GIVEN PROBLEM → Work through the following lines and count those that hold the word "Below". Reply with that number only.

Rows from a figure dataset:
::::

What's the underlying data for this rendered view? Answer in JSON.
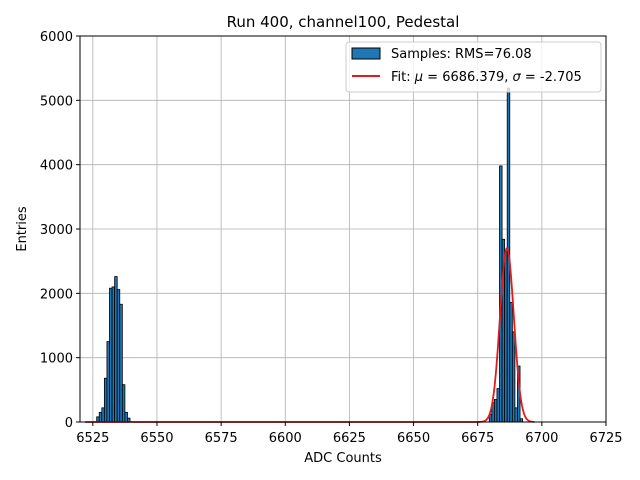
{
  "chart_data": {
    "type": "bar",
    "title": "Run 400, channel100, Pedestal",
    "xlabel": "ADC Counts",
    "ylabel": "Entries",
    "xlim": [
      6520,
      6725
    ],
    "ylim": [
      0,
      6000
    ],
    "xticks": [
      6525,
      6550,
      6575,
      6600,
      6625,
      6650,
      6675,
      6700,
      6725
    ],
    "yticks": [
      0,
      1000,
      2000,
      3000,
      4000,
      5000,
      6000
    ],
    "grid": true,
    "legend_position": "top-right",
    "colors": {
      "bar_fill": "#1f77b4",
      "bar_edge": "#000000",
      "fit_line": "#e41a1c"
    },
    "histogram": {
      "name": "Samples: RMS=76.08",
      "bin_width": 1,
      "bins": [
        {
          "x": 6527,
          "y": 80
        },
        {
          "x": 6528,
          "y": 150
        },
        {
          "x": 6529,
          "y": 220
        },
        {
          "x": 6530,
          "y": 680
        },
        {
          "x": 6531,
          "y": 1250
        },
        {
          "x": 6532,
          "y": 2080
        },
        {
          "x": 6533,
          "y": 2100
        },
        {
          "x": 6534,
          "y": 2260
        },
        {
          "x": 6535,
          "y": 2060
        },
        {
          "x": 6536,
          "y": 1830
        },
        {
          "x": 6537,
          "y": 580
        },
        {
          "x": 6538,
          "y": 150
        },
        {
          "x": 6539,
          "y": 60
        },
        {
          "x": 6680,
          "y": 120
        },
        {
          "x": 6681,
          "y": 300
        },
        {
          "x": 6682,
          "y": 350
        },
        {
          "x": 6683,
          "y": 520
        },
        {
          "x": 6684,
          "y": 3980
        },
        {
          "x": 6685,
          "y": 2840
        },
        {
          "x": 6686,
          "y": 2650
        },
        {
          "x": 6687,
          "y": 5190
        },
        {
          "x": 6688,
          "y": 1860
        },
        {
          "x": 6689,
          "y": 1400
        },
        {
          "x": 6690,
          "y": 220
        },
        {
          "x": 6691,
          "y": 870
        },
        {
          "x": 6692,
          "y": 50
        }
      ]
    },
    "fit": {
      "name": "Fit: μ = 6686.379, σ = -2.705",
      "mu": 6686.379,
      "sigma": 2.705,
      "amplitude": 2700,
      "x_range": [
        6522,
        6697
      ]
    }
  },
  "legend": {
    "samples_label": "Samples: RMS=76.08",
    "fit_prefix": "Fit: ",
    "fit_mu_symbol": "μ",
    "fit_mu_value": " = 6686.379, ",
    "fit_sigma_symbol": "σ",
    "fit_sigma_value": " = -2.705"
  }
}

::::

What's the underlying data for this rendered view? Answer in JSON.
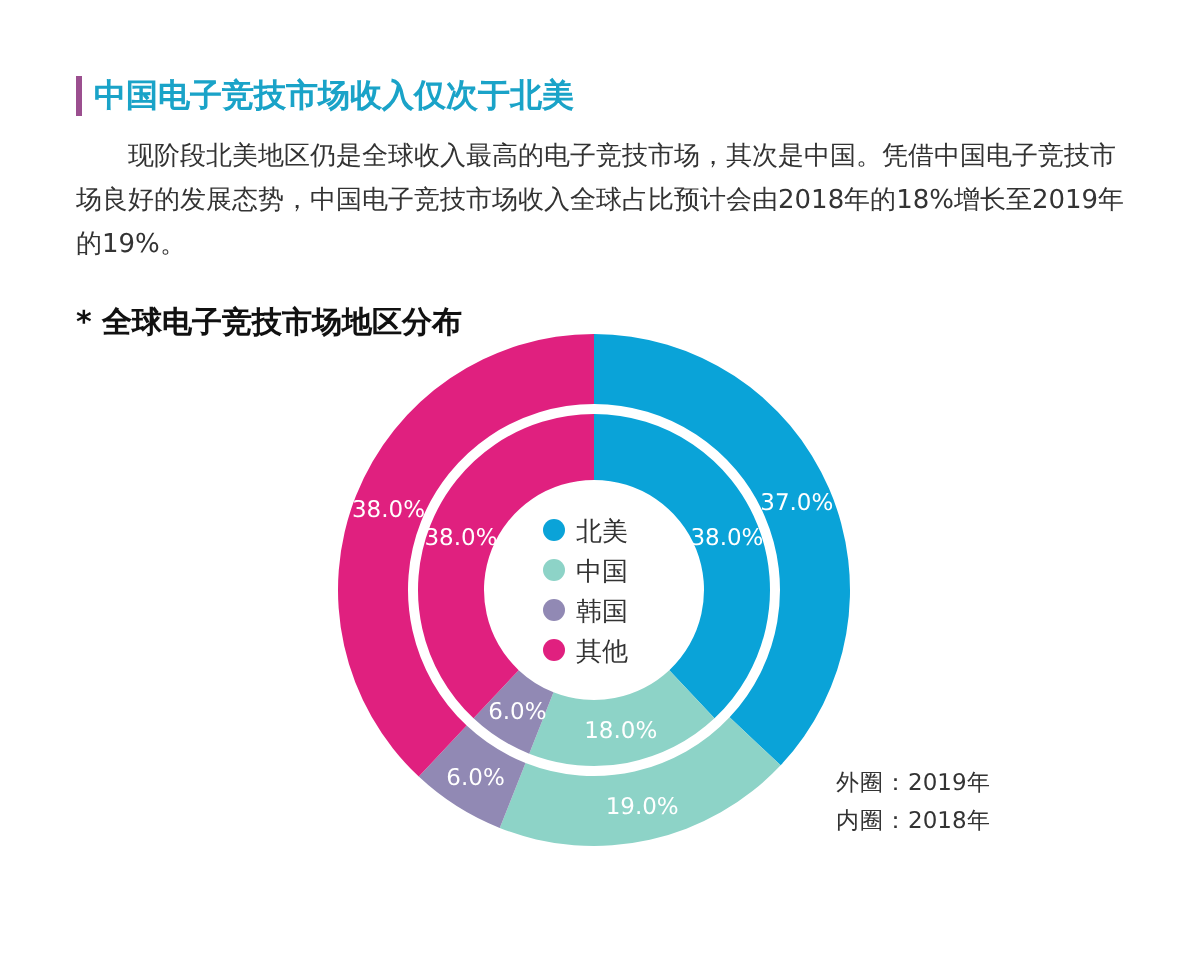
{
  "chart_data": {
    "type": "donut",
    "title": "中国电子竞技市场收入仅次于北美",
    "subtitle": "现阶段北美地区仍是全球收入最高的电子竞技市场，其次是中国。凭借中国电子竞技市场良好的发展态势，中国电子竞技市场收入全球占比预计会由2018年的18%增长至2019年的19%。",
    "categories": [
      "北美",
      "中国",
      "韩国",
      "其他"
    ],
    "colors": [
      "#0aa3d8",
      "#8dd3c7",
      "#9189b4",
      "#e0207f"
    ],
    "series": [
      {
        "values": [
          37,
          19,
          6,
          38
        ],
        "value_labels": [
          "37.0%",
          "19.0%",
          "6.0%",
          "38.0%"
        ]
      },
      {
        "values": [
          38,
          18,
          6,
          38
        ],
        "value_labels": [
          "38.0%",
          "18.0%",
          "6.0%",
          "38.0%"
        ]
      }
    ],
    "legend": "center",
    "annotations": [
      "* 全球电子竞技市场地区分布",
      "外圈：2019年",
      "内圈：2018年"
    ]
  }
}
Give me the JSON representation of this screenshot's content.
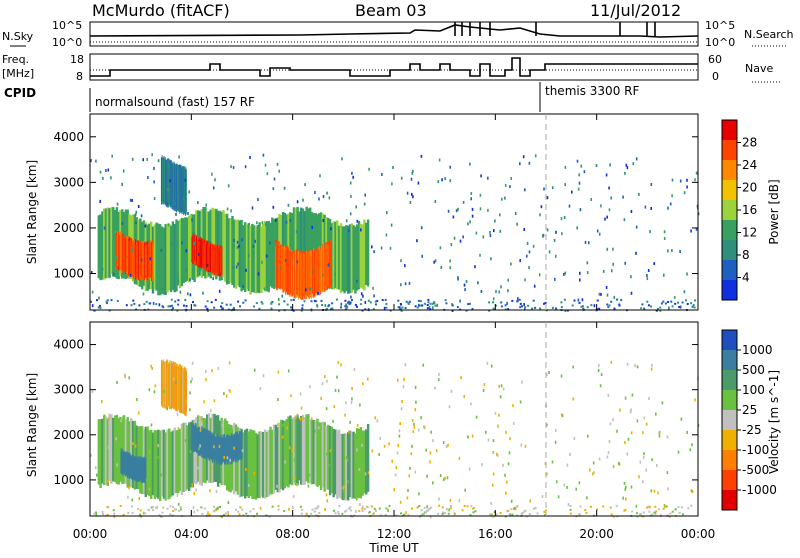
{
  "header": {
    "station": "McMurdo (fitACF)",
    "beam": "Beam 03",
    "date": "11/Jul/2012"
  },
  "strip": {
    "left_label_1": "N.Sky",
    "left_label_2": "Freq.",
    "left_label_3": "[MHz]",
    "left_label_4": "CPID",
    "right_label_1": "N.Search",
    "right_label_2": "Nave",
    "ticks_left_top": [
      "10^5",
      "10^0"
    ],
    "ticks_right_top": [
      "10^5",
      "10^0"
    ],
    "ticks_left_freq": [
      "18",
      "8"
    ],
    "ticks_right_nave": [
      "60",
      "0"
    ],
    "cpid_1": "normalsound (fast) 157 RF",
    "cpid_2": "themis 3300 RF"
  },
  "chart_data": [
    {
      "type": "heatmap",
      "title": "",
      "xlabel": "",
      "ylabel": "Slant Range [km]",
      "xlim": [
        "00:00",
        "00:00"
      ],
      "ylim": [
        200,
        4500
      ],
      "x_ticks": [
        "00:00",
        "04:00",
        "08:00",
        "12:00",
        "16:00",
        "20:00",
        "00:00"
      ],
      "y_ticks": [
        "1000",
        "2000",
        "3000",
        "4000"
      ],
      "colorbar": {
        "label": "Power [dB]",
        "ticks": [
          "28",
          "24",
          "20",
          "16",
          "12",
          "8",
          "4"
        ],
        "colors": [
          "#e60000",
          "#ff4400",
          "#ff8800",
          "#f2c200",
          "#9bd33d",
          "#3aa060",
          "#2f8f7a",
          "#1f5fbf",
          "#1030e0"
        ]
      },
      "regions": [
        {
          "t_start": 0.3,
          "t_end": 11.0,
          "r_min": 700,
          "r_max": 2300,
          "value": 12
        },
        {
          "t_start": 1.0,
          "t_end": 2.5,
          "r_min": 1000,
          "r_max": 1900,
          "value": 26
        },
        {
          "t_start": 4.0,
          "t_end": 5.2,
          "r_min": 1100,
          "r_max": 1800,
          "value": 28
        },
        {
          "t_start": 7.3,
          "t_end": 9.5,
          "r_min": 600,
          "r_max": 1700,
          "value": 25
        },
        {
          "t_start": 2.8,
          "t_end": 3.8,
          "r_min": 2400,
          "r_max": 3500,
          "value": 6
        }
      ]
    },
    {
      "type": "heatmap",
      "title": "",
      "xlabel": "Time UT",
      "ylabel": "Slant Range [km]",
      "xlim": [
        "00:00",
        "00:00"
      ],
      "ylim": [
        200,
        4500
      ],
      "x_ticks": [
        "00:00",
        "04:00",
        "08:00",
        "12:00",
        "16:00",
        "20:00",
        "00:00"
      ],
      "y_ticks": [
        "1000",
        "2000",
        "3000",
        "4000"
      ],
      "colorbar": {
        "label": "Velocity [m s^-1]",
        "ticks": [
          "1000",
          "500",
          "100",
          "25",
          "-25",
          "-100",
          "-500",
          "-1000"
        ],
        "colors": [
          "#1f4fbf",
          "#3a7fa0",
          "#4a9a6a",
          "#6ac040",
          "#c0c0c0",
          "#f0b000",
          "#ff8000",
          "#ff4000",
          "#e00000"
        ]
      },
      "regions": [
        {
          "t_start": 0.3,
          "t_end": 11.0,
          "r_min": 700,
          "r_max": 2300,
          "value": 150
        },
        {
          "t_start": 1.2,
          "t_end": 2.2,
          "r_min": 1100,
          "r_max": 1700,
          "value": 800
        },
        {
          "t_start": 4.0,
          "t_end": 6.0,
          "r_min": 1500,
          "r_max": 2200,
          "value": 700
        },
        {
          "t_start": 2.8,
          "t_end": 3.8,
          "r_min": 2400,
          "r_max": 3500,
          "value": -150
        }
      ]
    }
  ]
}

::::

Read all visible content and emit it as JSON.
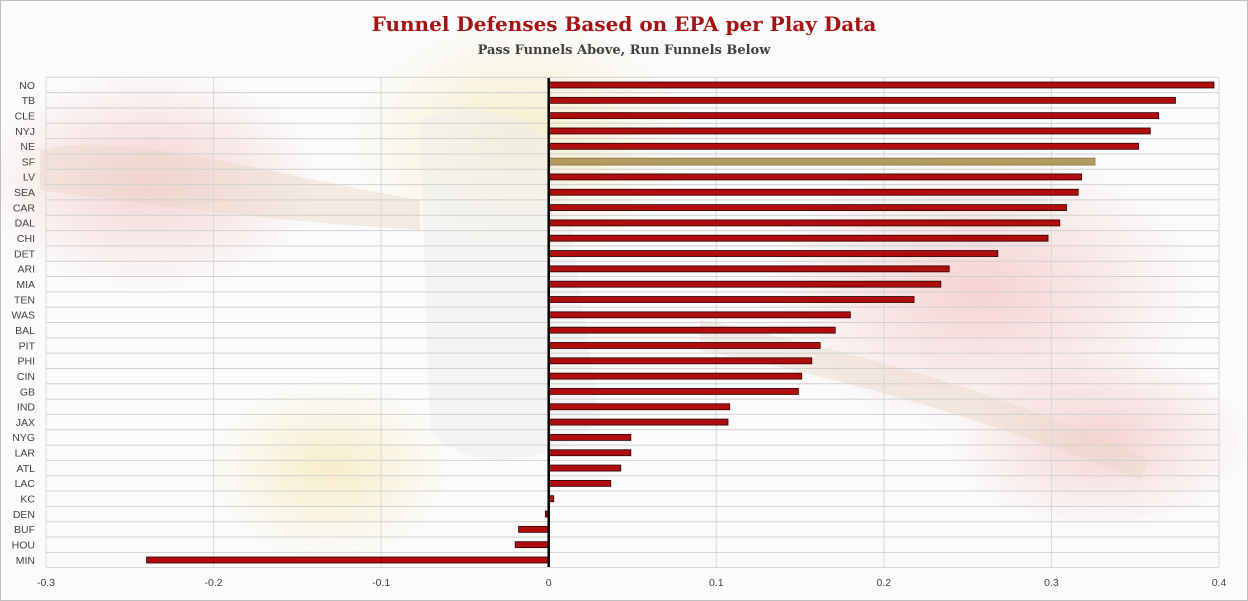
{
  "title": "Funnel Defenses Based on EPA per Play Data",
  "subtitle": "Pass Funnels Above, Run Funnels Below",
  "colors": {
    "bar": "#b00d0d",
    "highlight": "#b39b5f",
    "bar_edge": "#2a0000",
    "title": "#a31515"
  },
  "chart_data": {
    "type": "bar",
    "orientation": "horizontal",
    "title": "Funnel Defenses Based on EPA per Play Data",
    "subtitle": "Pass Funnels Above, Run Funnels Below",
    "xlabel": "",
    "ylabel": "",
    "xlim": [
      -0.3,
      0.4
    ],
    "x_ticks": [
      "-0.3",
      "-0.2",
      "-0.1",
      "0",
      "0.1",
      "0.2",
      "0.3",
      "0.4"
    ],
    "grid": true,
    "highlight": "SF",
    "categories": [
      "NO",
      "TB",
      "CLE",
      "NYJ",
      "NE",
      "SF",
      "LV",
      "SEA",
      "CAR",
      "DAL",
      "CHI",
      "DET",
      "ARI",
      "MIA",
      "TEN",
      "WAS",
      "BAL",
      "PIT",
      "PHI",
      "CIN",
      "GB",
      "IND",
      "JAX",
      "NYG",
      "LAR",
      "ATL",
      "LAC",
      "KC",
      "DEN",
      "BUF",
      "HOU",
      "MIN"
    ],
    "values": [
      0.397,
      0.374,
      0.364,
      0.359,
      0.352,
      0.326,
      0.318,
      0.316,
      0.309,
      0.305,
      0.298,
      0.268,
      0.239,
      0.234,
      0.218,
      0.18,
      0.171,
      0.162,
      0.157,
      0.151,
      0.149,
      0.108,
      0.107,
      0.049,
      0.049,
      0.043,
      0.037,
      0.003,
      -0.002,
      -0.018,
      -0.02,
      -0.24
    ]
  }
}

::::

FULL ANSWER → 2